Task requirements - Output the records exactly as they appear, with no pictures included.

[Extracted data entries]
----
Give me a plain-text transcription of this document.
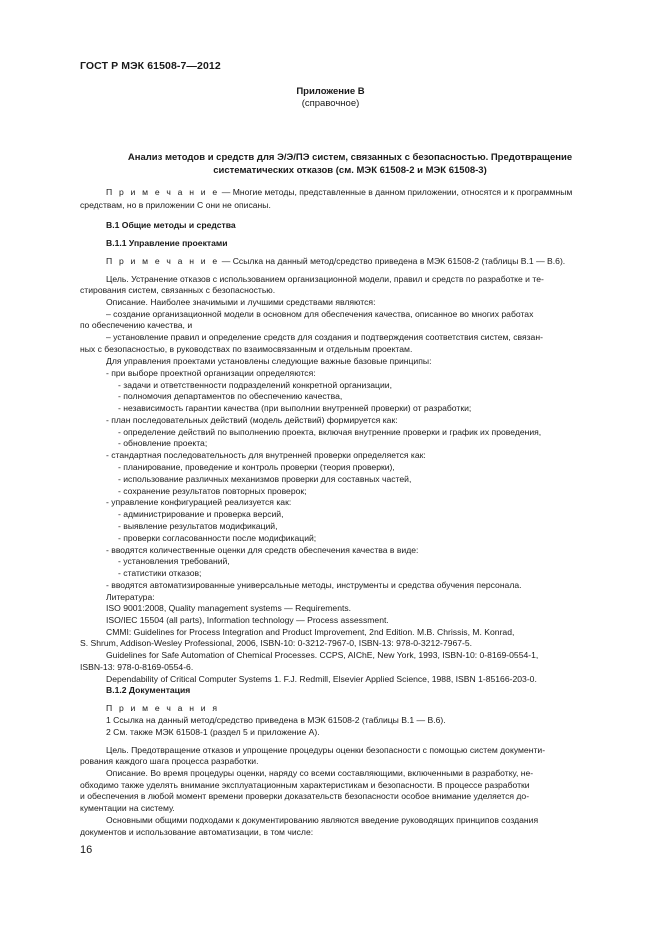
ГОСТ Р МЭК 61508-7—2012
Приложение В
(справочное)
Анализ методов и средств для Э/Э/ПЭ систем, связанных с безопасностью. Предотвращение
систематических отказов (см. МЭК 61508-2 и МЭК 61508-3)
П р и м е ч а н и е — Многие методы, представленные в данном приложении, относятся и к программным
средствам, но в приложении С они не описаны.
В.1 Общие методы и средства
В.1.1 Управление проектами
П р и м е ч а н и е — Ссылка на данный метод/средство приведена в МЭК 61508-2 (таблицы В.1 — В.6).
Цель. Устранение отказов с использованием организационной модели, правил и средств по разработке и те-
стирования систем, связанных с безопасностью.
Описание. Наиболее значимыми и лучшими средствами являются:
– создание организационной модели в основном для обеспечения качества, описанное во многих работах
по обеспечению качества, и
– установление правил и определение средств для создания и подтверждения соответствия систем, связан-
ных с безопасностью, в руководствах по взаимосвязанным и отдельным проектам.
Для управления проектами установлены следующие важные базовые принципы:
- при выборе проектной организации определяются:
- задачи и ответственности подразделений конкретной организации,
- полномочия департаментов по обеспечению качества,
- независимость гарантии качества (при выполнии внутренней проверки) от разработки;
- план последовательных действий (модель действий) формируется как:
- определение действий по выполнению проекта, включая внутренние проверки и график их проведения,
- обновление проекта;
- стандартная последовательность для внутренней проверки определяется как:
- планирование, проведение и контроль проверки (теория проверки),
- использование различных механизмов проверки для составных частей,
- сохранение результатов повторных проверок;
- управление конфигурацией реализуется как:
- администрирование и проверка версий,
- выявление результатов модификаций,
- проверки согласованности после модификаций;
- вводятся количественные оценки для средств обеспечения качества в виде:
- установления требований,
- статистики отказов;
- вводятся автоматизированные универсальные методы, инструменты и средства обучения персонала.
Литература:
ISO 9001:2008, Quality management systems — Requirements.
ISO/IEC 15504 (all parts), Information technology — Process assessment.
CMMI: Guidelines for Process Integration and Product Improvement, 2nd Edition. M.B. Chrissis, M. Konrad,
S. Shrum, Addison-Wesley Professional, 2006, ISBN-10: 0-3212-7967-0, ISBN-13: 978-0-3212-7967-5.
Guidelines for Safe Automation of Chemical Processes. CCPS, AIChE, New York, 1993, ISBN-10: 0-8169-0554-1,
ISBN-13: 978-0-8169-0554-6.
Dependability of Critical Computer Systems 1. F.J. Redmill, Elsevier Applied Science, 1988, ISBN 1-85166-203-0.
В.1.2 Документация
П р и м е ч а н и я
1 Ссылка на данный метод/средство приведена в МЭК 61508-2 (таблицы В.1 — В.6).
2 См. также МЭК 61508-1 (раздел 5 и приложение А).
Цель. Предотвращение отказов и упрощение процедуры оценки безопасности с помощью систем документи-
рования каждого шага процесса разработки.
Описание. Во время процедуры оценки, наряду со всеми составляющими, включенными в разработку, не-
обходимо также уделять внимание эксплуатационным характеристикам и безопасности. В процессе разработки
и обеспечения в любой момент времени проверки доказательств безопасности особое внимание уделяется до-
кументации на систему.
Основными общими подходами к документированию являются введение руководящих принципов создания
документов и использование автоматизации, в том числе:
16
----
The reply -
Give me a plain-text transcription of this document.
ГОСТ Р МЭК 61508-7—2012
Приложение В
(справочное)
Анализ методов и средств для Э/Э/ПЭ систем, связанных с безопасностью. Предотвращение
систематических отказов (см. МЭК 61508-2 и МЭК 61508-3)
П р и м е ч а н и е — Многие методы, представленные в данном приложении, относятся и к программным
средствам, но в приложении С они не описаны.
В.1 Общие методы и средства
В.1.1 Управление проектами
П р и м е ч а н и е — Ссылка на данный метод/средство приведена в МЭК 61508-2 (таблицы В.1 — В.6).
Цель. Устранение отказов с использованием организационной модели, правил и средств по разработке и те-
стирования систем, связанных с безопасностью.
Описание. Наиболее значимыми и лучшими средствами являются:
– создание организационной модели в основном для обеспечения качества, описанное во многих работах
по обеспечению качества, и
– установление правил и определение средств для создания и подтверждения соответствия систем, связан-
ных с безопасностью, в руководствах по взаимосвязанным и отдельным проектам.
Для управления проектами установлены следующие важные базовые принципы:
- при выборе проектной организации определяются:
- задачи и ответственности подразделений конкретной организации,
- полномочия департаментов по обеспечению качества,
- независимость гарантии качества (при выполнии внутренней проверки) от разработки;
- план последовательных действий (модель действий) формируется как:
- определение действий по выполнению проекта, включая внутренние проверки и график их проведения,
- обновление проекта;
- стандартная последовательность для внутренней проверки определяется как:
- планирование, проведение и контроль проверки (теория проверки),
- использование различных механизмов проверки для составных частей,
- сохранение результатов повторных проверок;
- управление конфигурацией реализуется как:
- администрирование и проверка версий,
- выявление результатов модификаций,
- проверки согласованности после модификаций;
- вводятся количественные оценки для средств обеспечения качества в виде:
- установления требований,
- статистики отказов;
- вводятся автоматизированные универсальные методы, инструменты и средства обучения персонала.
Литература:
ISO 9001:2008, Quality management systems — Requirements.
ISO/IEC 15504 (all parts), Information technology — Process assessment.
CMMI: Guidelines for Process Integration and Product Improvement, 2nd Edition. M.B. Chrissis, M. Konrad,
S. Shrum, Addison-Wesley Professional, 2006, ISBN-10: 0-3212-7967-0, ISBN-13: 978-0-3212-7967-5.
Guidelines for Safe Automation of Chemical Processes. CCPS, AIChE, New York, 1993, ISBN-10: 0-8169-0554-1,
ISBN-13: 978-0-8169-0554-6.
Dependability of Critical Computer Systems 1. F.J. Redmill, Elsevier Applied Science, 1988, ISBN 1-85166-203-0.
В.1.2 Документация
П р и м е ч а н и я
1 Ссылка на данный метод/средство приведена в МЭК 61508-2 (таблицы В.1 — В.6).
2 См. также МЭК 61508-1 (раздел 5 и приложение А).
Цель. Предотвращение отказов и упрощение процедуры оценки безопасности с помощью систем документи-
рования каждого шага процесса разработки.
Описание. Во время процедуры оценки, наряду со всеми составляющими, включенными в разработку, не-
обходимо также уделять внимание эксплуатационным характеристикам и безопасности. В процессе разработки
и обеспечения в любой момент времени проверки доказательств безопасности особое внимание уделяется до-
кументации на систему.
Основными общими подходами к документированию являются введение руководящих принципов создания
документов и использование автоматизации, в том числе:
16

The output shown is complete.